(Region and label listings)
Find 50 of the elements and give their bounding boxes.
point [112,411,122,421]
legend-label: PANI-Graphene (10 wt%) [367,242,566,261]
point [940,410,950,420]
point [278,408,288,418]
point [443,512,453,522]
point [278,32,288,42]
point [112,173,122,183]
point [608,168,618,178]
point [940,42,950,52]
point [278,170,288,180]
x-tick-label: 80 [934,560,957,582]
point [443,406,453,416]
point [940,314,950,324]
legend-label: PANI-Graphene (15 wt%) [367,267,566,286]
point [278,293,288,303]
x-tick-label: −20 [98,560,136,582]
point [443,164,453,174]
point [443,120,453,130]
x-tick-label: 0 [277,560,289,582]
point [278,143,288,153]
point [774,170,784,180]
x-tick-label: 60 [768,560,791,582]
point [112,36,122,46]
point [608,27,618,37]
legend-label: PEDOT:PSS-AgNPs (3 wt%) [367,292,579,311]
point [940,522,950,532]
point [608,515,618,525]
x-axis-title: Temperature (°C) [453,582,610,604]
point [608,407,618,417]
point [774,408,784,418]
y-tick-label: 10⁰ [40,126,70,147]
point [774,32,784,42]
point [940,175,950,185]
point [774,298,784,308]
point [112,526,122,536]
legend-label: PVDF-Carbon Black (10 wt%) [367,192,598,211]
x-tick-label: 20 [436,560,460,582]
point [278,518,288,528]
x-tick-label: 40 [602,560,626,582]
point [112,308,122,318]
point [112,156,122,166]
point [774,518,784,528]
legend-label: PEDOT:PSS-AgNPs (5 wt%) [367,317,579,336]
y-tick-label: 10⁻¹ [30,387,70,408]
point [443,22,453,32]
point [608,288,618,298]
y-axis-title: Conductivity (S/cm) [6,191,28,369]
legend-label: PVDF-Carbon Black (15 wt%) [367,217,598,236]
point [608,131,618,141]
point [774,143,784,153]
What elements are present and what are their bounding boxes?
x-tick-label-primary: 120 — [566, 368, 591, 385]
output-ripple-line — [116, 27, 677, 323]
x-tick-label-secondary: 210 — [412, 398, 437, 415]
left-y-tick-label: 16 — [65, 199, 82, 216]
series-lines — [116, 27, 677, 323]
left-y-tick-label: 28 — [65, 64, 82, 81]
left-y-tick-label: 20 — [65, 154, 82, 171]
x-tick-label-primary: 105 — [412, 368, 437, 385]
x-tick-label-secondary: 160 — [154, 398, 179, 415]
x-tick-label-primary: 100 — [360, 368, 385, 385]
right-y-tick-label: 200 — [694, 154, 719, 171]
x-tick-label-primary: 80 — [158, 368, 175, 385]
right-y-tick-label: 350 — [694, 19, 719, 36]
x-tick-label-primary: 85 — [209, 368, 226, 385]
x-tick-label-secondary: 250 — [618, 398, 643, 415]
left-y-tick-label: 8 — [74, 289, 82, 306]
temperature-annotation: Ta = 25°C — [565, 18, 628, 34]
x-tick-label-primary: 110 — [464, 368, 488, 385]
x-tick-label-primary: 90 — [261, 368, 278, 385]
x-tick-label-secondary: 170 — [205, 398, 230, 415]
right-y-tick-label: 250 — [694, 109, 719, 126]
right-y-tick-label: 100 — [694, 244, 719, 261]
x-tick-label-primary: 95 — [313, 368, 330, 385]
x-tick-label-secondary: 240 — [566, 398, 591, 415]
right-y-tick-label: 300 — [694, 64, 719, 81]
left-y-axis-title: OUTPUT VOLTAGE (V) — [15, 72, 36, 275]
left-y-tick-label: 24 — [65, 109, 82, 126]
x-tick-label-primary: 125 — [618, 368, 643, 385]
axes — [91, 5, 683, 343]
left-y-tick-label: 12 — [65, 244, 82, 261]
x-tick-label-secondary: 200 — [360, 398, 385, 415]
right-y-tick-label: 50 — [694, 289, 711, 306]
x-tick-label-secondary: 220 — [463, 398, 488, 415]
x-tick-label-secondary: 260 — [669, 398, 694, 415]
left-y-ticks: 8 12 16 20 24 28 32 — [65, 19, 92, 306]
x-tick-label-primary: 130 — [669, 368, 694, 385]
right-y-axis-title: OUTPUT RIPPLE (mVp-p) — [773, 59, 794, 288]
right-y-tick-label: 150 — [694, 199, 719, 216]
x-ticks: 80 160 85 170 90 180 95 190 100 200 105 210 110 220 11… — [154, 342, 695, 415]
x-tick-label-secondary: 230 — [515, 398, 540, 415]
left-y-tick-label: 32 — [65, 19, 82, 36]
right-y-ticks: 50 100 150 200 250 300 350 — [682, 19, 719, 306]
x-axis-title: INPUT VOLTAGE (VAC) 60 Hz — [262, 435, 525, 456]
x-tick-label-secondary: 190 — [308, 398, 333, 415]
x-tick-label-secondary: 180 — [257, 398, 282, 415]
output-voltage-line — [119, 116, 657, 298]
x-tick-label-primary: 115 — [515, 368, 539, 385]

> [SHORT PROBLEM] Copy every line of the entries above verbatim, keeping each character unchanged.

> [TASK RESPONSE]
Find 50 of the elements and give their bounding boxes.
point [112,411,122,421]
legend-label: PANI-Graphene (10 wt%) [367,242,566,261]
point [940,410,950,420]
point [278,408,288,418]
point [443,512,453,522]
point [278,32,288,42]
point [112,173,122,183]
point [608,168,618,178]
point [940,42,950,52]
point [278,170,288,180]
x-tick-label: 80 [934,560,957,582]
point [443,406,453,416]
point [940,314,950,324]
legend-label: PANI-Graphene (15 wt%) [367,267,566,286]
point [278,293,288,303]
x-tick-label: −20 [98,560,136,582]
point [443,164,453,174]
point [443,120,453,130]
x-tick-label: 0 [277,560,289,582]
point [278,143,288,153]
point [774,170,784,180]
x-tick-label: 60 [768,560,791,582]
point [112,36,122,46]
point [608,27,618,37]
legend-label: PEDOT:PSS-AgNPs (3 wt%) [367,292,579,311]
point [940,522,950,532]
point [608,515,618,525]
x-axis-title: Temperature (°C) [453,582,610,604]
point [608,407,618,417]
point [774,408,784,418]
y-tick-label: 10⁰ [40,126,70,147]
point [774,32,784,42]
point [940,175,950,185]
point [774,298,784,308]
point [112,526,122,536]
legend-label: PVDF-Carbon Black (10 wt%) [367,192,598,211]
x-tick-label: 20 [436,560,460,582]
point [278,518,288,528]
x-tick-label: 40 [602,560,626,582]
point [112,308,122,318]
point [112,156,122,166]
point [774,518,784,528]
legend-label: PEDOT:PSS-AgNPs (5 wt%) [367,317,579,336]
y-tick-label: 10⁻¹ [30,387,70,408]
point [443,22,453,32]
point [608,288,618,298]
y-axis-title: Conductivity (S/cm) [6,191,28,369]
legend-label: PVDF-Carbon Black (15 wt%) [367,217,598,236]
point [608,131,618,141]
point [774,143,784,153]
What elements are present and what are their bounding boxes?
x-tick-label-primary: 120 — [566, 368, 591, 385]
output-ripple-line — [116, 27, 677, 323]
x-tick-label-secondary: 210 — [412, 398, 437, 415]
left-y-tick-label: 16 — [65, 199, 82, 216]
series-lines — [116, 27, 677, 323]
left-y-tick-label: 28 — [65, 64, 82, 81]
left-y-tick-label: 20 — [65, 154, 82, 171]
x-tick-label-primary: 105 — [412, 368, 437, 385]
x-tick-label-secondary: 160 — [154, 398, 179, 415]
x-tick-label-primary: 100 — [360, 368, 385, 385]
right-y-tick-label: 200 — [694, 154, 719, 171]
x-tick-label-primary: 80 — [158, 368, 175, 385]
right-y-tick-label: 350 — [694, 19, 719, 36]
x-tick-label-primary: 85 — [209, 368, 226, 385]
x-tick-label-secondary: 250 — [618, 398, 643, 415]
left-y-tick-label: 8 — [74, 289, 82, 306]
temperature-annotation: Ta = 25°C — [565, 18, 628, 34]
x-tick-label-primary: 110 — [464, 368, 488, 385]
x-tick-label-primary: 90 — [261, 368, 278, 385]
x-tick-label-secondary: 170 — [205, 398, 230, 415]
right-y-tick-label: 250 — [694, 109, 719, 126]
right-y-tick-label: 100 — [694, 244, 719, 261]
x-tick-label-primary: 95 — [313, 368, 330, 385]
x-tick-label-secondary: 240 — [566, 398, 591, 415]
right-y-tick-label: 300 — [694, 64, 719, 81]
left-y-axis-title: OUTPUT VOLTAGE (V) — [15, 72, 36, 275]
left-y-tick-label: 24 — [65, 109, 82, 126]
x-tick-label-primary: 125 — [618, 368, 643, 385]
axes — [91, 5, 683, 343]
left-y-tick-label: 12 — [65, 244, 82, 261]
x-tick-label-secondary: 200 — [360, 398, 385, 415]
right-y-tick-label: 50 — [694, 289, 711, 306]
x-tick-label-secondary: 220 — [463, 398, 488, 415]
x-tick-label-secondary: 260 — [669, 398, 694, 415]
left-y-ticks: 8 12 16 20 24 28 32 — [65, 19, 92, 306]
x-tick-label-primary: 130 — [669, 368, 694, 385]
right-y-axis-title: OUTPUT RIPPLE (mVp-p) — [773, 59, 794, 288]
right-y-tick-label: 150 — [694, 199, 719, 216]
x-ticks: 80 160 85 170 90 180 95 190 100 200 105 210 110 220 11… — [154, 342, 695, 415]
x-tick-label-secondary: 230 — [515, 398, 540, 415]
left-y-tick-label: 32 — [65, 19, 82, 36]
right-y-ticks: 50 100 150 200 250 300 350 — [682, 19, 719, 306]
x-axis-title: INPUT VOLTAGE (VAC) 60 Hz — [262, 435, 525, 456]
x-tick-label-secondary: 190 — [308, 398, 333, 415]
x-tick-label-secondary: 180 — [257, 398, 282, 415]
output-voltage-line — [119, 116, 657, 298]
x-tick-label-primary: 115 — [515, 368, 539, 385]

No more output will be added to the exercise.